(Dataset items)
==================================================
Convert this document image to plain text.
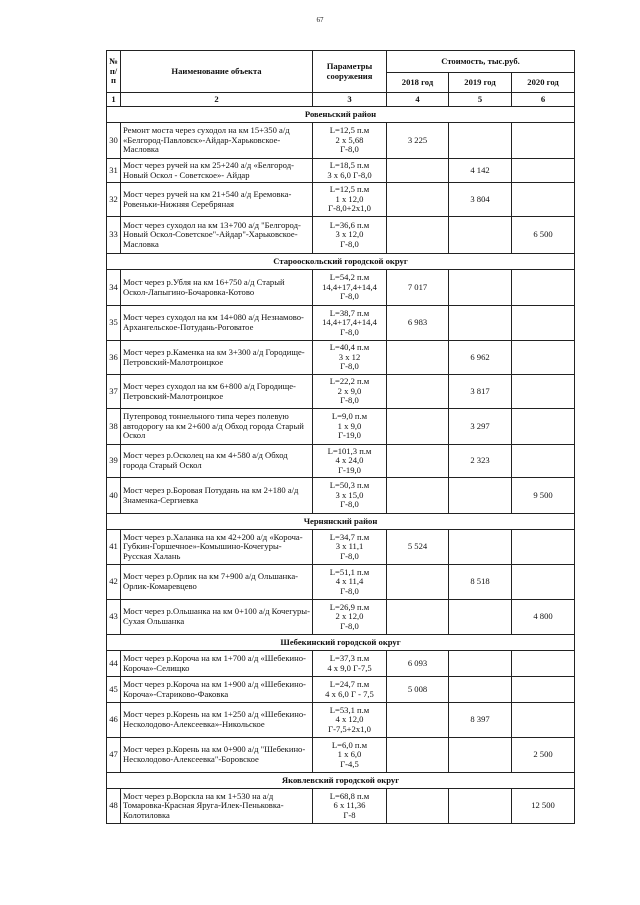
67
№ п/п	Наименование объекта	Параметры сооружения	Стоимость, тыс.руб.		
			2018 год	2019 год	2020 год
1	2	3	4	5	6
Ровеньский район					
30	Ремонт моста через суходол на км 15+350 а/д «Белгород-Павловск»-Айдар-Харьковское-Масловка	L=12,5 п.м
2 х 5,68
Г-8,0	3 225		
31	Мост через ручей на км 25+240 а/д «Белгород-Новый Оскол - Советское»- Айдар	L=18,5 п.м
3 х 6,0 Г-8,0		4 142	
32	Мост через ручей на км 21+540 а/д Еремовка-Ровеньки-Нижняя Серебряная	L=12,5 п.м
1 х 12,0
Г-8,0+2х1,0		3 804	
33	Мост через суходол на км 13+700 а/д "Белгород-Новый Оскол-Советское"-Айдар"-Харьковское-Масловка	L=36,6 п.м
3 х 12,0
Г-8,0			6 500
Старооскольский городской округ					
34	Мост через р.Убля на км 16+750 а/д Старый Оскол-Лапыгино-Бочаровка-Котово	L=54,2 п.м
14,4+17,4+14,4
Г-8,0	7 017		
35	Мост через суходол на км 14+080 а/д Незнамово-Архангельское-Потудань-Роговатое	L=38,7 п.м
14,4+17,4+14,4
Г-8,0	6 983		
36	Мост через р.Каменка на км 3+300 а/д Городище-Петровский-Малотроицкое	L=40,4 п.м
3 х 12
Г-8,0		6 962	
37	Мост через суходол на км 6+800 а/д Городище-Петровский-Малотроицкое	L=22,2 п.м
2 х 9,0
Г-8,0		3 817	
38	Путепровод тоннельного типа через полевую автодорогу на км 2+600 а/д Обход города Старый Оскол	L=9,0 п.м
1 х 9,0
Г-19,0		3 297	
39	Мост через р.Осколец на км 4+580 а/д Обход города Старый Оскол	L=101,3 п.м
4 х 24,0
Г-19,0		2 323	
40	Мост через р.Боровая Потудань на км 2+180 а/д Знаменка-Сергиевка	L=50,3 п.м
3 х 15,0
Г-8,0			9 500
Чернянский район					
41	Мост через р.Халанка на км 42+200 а/д «Короча-Губкин-Горшечное»-Комышино-Кочегуры-Русская Халань	L=34,7 п.м
3 х 11,1
Г-8,0	5 524		
42	Мост через р.Орлик на км 7+900 а/д Ольшанка-Орлик-Комаревцево	L=51,1 п.м
4 х 11,4
Г-8,0		8 518	
43	Мост через р.Ольшанка на км 0+100 а/д Кочегуры-Сухая Ольшанка	L=26,9 п.м
2 х 12,0
Г-8,0			4 800
Шебекинский городской округ					
44	Мост через р.Короча на км 1+700 а/д «Шебекино-Короча»-Селищко	L=37,3 п.м
4 х 9,0 Г-7,5	6 093		
45	Мост через р.Короча на км 1+900 а/д «Шебекино-Короча»-Стариково-Факовка	L=24,7 п.м
4 х 6,0 Г - 7,5	5 008		
46	Мост через р.Корень на км 1+250 а/д «Шебекино-Несколодово-Алексеевка»-Никольское	L=53,1 п.м
4 х 12,0
Г-7,5+2х1,0		8 397	
47	Мост через р.Корень на км 0+900 а/д "Шебекино-Несколодово-Алексеевка"-Боровское	L=6,0 п.м
1 х 6,0
Г-4,5			2 500
Яковлевский городской округ					
48	Мост через р.Ворскла на км 1+530 на а/д Томаровка-Красная Яруга-Илек-Пеньковка-Колотиловка	L=68,8 п.м
6 х 11,36
Г-8			12 500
==================================================
EXERCISE »
Read the entries and pick out all lines that include the word "ручей".

WRITTEN REPLY »
31	Мост через ручей на км 25+240 а/д «Белгород-Новый Оскол - Советское»- Айдар	L=18,5 п.м
32	Мост через ручей на км 21+540 а/д Еремовка-Ровеньки-Нижняя Серебряная	L=12,5 п.м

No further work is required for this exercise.